Task instructions: Return, word for word, the stretch of the Julia lensing package description from "This command, although" through "the GitHub repository)".

Document passage:

****************************************

An efficient Bayesian strong gravitational lensing code in Julia.

Features

  • Implemented in Julia
    • Speed: compiles to native code (using the LLVM technology)
    • Interactive
    • Good support for parallel and distributed code
  • Lensing library
    • Highly optimized (micro-benchmarks, automatic differentiation, test units)
    • Multi-plane gravitational lensing equations
    • Fully Bayesian, with arbitrary prior distributions for all lensing and cosmology parameters
  • User-friendly YAML modeling
    • Automatic generation of code associated to the model
    • Flexible specification of free and linked parameters
    • Several techniques to sample the posterior distribution (MH, EMCEE, parallel tempering, HMC, nested sampling...)
    • Depending on the sampling technique, can compute the model evidence (with results largely independent of the scheme used)

Acknowledgments

This project has been funded under the National Recovery and Resilience Plan (NRRP), funded by the European Union – NextGenerationEU; Project title “GRAVITY”, project code PNRRBAC24MLOMB01, CUP C53C22000350006

Installation

Direct installation

  1. [Optional] Open a terminal, and check the shell you use with the command

    > echo $SHELL

    If you use bash or zsh as shell, type

    > export JULIA_PKG_USE_CLI_GIT=true

    Otherwise, if you use csh or tcsh type

    > setenv JULIA_PKG_USE_CLI_GIT true

    This command, although not strictly necessary, often solves connection issues with GitHub.

  2. Open Julia by entering the command

    > julia -t auto

  3. Within the Julia REPL, type ] to enable package mode. There enter the following command

    (@v1.10) pkg> add https://github.com/astrozot/Gravity.jl

    If you have issues with GitHub authentication, you can also use a password-protected SSH key (make sure to have enabled this option in the GitHub repository)

****************************************

Raw data:
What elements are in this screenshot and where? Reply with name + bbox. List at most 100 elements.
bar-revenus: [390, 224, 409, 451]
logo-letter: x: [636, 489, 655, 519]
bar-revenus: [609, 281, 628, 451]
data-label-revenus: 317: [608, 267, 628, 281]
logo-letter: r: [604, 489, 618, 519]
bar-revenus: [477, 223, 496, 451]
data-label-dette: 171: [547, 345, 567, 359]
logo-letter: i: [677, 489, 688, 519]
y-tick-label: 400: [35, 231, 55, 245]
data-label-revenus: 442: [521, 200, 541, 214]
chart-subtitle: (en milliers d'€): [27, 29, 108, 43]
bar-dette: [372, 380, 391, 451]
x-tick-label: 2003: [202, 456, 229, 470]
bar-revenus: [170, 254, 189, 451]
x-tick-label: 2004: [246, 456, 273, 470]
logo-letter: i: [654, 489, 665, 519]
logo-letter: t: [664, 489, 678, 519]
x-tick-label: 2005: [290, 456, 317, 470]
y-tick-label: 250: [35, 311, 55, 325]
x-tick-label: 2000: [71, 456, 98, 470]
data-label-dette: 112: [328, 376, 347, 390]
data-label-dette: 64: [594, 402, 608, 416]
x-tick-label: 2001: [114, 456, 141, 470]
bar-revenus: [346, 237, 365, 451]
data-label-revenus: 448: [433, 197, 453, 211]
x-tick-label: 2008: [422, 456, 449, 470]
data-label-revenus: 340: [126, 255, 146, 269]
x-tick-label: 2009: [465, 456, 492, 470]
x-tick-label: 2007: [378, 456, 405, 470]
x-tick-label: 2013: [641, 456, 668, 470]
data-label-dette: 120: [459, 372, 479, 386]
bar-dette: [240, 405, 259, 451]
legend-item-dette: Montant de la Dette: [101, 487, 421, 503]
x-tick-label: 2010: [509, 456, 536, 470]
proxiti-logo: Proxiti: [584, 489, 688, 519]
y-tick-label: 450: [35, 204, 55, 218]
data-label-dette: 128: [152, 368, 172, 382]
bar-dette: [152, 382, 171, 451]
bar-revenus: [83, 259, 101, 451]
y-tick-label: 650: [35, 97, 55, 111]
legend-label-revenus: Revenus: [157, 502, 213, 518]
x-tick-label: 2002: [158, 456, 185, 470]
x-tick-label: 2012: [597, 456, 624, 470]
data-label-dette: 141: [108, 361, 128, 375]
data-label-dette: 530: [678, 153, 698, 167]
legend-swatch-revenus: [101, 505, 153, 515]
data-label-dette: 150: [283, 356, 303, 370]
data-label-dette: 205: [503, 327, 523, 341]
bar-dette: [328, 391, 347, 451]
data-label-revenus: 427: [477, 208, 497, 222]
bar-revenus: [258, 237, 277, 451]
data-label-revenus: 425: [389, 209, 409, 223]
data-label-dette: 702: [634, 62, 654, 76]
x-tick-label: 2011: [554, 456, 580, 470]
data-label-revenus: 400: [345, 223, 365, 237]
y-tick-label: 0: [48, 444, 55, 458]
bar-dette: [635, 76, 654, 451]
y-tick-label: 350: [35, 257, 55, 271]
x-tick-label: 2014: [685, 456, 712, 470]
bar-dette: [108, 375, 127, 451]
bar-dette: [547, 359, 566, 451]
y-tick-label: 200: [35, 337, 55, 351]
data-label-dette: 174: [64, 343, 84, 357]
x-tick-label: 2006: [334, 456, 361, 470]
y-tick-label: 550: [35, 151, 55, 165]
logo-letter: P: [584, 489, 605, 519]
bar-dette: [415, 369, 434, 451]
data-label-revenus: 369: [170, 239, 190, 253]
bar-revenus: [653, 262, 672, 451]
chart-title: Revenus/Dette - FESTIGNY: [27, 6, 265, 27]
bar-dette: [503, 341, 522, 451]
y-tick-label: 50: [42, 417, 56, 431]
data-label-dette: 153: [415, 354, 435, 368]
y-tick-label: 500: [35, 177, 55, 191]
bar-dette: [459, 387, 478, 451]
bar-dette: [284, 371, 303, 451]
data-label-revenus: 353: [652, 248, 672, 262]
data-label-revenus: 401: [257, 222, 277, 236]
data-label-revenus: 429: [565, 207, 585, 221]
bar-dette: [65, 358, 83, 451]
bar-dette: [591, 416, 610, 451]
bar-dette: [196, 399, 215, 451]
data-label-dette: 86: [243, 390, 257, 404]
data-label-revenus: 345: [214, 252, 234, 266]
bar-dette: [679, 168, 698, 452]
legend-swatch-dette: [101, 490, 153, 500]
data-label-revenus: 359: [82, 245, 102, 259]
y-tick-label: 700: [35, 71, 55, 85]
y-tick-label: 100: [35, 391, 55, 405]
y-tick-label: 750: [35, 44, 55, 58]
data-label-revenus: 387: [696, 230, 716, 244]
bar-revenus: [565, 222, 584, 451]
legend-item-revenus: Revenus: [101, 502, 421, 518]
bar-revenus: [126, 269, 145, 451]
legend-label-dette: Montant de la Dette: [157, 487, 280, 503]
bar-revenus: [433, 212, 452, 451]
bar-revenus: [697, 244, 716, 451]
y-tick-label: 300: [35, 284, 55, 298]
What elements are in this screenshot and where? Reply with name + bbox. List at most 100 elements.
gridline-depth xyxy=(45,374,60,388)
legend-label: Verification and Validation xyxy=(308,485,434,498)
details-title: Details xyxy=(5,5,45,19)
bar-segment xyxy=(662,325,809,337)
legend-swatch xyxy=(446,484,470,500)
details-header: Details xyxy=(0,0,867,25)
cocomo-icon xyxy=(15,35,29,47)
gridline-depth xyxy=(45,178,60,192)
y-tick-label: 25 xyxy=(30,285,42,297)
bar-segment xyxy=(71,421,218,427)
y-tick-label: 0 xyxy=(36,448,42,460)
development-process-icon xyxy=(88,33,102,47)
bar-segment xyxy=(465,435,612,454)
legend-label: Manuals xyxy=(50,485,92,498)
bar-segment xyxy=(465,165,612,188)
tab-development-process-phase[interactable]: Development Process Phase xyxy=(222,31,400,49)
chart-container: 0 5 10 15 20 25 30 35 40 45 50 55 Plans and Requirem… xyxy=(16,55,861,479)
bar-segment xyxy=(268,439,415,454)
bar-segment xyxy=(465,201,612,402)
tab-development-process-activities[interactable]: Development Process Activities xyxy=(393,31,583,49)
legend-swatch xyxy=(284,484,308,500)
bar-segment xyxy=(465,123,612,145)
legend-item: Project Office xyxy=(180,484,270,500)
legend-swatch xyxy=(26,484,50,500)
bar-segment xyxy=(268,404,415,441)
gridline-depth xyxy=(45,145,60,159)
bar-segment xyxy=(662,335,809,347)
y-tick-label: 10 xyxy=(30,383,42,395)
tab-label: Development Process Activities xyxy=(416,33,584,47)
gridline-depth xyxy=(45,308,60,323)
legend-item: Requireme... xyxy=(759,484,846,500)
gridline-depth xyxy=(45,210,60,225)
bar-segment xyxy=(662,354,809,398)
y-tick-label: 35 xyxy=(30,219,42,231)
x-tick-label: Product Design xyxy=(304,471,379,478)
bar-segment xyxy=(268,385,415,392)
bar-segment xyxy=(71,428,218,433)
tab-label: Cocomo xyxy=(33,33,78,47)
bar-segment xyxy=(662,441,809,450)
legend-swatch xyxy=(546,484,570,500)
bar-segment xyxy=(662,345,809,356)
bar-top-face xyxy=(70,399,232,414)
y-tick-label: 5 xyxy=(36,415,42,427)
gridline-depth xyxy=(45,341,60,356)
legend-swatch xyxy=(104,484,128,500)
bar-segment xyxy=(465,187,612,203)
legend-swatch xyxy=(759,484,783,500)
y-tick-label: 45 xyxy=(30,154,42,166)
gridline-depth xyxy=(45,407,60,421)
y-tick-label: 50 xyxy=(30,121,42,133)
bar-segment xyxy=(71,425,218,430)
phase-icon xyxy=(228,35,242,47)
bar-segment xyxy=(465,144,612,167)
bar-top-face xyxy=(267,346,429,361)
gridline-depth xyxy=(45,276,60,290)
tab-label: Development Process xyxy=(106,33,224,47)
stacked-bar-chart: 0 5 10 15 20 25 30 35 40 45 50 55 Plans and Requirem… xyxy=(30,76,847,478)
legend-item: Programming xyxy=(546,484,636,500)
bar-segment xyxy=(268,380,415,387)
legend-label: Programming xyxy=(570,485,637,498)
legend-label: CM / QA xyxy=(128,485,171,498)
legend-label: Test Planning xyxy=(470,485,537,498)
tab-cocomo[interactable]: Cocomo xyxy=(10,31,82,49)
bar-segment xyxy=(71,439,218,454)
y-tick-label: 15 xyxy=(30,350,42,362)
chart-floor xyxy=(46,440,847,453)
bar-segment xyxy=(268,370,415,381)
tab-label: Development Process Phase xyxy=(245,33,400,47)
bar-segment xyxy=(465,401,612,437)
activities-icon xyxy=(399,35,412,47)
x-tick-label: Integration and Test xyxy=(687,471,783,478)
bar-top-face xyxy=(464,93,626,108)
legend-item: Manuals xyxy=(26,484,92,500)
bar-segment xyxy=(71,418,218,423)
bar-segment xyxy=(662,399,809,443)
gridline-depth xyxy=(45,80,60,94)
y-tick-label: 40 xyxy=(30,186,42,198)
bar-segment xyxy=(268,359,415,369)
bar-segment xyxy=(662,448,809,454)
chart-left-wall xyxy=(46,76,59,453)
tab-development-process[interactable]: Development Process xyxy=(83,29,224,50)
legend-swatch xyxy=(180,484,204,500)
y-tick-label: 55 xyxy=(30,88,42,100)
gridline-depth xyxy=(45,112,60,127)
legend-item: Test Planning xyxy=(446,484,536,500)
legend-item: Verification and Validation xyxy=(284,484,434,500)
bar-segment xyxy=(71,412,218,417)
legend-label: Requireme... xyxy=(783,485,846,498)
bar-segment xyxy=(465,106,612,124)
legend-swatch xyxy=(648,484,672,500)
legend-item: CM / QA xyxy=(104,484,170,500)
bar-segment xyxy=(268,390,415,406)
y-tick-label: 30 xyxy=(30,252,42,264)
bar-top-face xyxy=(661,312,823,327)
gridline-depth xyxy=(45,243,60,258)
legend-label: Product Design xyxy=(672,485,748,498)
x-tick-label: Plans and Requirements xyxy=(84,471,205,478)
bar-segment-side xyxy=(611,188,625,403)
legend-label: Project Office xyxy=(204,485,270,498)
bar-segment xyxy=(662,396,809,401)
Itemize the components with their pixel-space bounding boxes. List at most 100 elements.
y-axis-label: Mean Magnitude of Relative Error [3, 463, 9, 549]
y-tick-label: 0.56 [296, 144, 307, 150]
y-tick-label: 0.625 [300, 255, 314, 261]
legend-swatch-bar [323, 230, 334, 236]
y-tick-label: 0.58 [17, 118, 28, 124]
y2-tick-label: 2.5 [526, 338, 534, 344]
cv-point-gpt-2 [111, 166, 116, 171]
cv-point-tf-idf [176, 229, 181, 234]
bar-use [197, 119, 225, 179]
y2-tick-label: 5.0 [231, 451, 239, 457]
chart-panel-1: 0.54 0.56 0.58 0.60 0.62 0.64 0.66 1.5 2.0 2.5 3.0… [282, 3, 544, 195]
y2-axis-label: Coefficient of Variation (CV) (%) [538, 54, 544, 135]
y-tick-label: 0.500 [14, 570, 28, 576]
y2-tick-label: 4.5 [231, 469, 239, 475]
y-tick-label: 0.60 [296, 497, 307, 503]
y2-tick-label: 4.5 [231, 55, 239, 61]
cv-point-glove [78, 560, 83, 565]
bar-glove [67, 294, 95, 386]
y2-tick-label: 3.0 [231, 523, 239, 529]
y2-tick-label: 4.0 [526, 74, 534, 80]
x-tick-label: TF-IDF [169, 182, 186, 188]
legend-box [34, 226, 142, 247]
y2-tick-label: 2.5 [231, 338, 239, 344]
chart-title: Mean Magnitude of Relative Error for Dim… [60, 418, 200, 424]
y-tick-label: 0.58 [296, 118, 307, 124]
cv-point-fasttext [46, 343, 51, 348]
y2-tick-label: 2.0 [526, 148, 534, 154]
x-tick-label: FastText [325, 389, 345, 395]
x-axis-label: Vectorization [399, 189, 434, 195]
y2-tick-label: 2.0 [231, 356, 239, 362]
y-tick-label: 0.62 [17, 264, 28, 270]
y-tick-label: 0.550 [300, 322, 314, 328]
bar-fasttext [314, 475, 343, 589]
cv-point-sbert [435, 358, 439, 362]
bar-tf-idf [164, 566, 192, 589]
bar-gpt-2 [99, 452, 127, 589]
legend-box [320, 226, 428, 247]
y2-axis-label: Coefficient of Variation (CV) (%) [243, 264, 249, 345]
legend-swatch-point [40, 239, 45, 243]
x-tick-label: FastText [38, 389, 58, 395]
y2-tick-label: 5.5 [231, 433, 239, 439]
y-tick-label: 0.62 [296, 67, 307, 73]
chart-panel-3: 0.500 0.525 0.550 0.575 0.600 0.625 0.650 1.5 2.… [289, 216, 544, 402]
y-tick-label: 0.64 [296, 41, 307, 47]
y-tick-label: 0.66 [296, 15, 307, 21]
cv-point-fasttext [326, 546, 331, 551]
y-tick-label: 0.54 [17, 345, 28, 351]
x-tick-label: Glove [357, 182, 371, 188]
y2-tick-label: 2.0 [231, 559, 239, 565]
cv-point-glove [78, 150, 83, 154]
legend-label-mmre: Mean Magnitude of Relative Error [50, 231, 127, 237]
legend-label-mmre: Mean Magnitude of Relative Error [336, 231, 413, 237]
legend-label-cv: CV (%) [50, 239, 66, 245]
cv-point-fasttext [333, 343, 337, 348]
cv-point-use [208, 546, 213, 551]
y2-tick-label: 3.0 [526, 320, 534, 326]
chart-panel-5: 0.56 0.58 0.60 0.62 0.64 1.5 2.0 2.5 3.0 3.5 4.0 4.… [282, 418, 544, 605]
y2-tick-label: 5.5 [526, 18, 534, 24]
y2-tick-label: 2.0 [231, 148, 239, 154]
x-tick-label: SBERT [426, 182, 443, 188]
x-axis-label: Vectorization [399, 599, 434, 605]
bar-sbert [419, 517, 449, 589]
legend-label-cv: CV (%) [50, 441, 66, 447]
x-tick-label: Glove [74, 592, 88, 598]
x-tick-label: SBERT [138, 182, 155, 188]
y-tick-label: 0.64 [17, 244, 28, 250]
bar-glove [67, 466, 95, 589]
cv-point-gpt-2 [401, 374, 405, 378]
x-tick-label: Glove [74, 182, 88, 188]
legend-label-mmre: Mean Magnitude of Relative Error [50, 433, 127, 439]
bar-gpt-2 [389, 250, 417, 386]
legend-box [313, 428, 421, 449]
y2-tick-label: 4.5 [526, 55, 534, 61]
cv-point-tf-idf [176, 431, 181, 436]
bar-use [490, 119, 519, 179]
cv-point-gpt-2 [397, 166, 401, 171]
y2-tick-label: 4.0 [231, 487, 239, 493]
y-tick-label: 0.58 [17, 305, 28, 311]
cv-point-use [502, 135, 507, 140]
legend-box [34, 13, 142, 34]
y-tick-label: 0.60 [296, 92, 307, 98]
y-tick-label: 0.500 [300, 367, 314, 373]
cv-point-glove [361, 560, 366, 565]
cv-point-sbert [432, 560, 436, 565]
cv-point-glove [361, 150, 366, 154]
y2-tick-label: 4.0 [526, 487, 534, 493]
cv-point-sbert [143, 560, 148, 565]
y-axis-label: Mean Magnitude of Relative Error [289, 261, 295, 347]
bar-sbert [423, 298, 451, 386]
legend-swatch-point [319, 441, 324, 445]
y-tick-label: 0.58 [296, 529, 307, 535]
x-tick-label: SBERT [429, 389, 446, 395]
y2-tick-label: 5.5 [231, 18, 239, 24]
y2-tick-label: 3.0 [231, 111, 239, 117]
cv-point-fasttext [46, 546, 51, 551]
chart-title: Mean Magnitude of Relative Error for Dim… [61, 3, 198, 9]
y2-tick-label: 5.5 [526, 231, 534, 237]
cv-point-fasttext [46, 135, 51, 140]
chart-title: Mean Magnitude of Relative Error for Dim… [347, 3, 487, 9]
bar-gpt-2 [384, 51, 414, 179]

****************************************

Output of the task:
This command, although not strictly necessary, often solves connection issues with GitHub.

  2. Open Julia by entering the command

    > julia -t auto

  3. Within the Julia REPL, type ] to enable package mode. There enter the following command

    (@v1.10) pkg> add https://github.com/astrozot/Gravity.jl

    If you have issues with GitHub authentication, you can also use a password-protected SSH key (make sure to have enabled this option in the GitHub repository)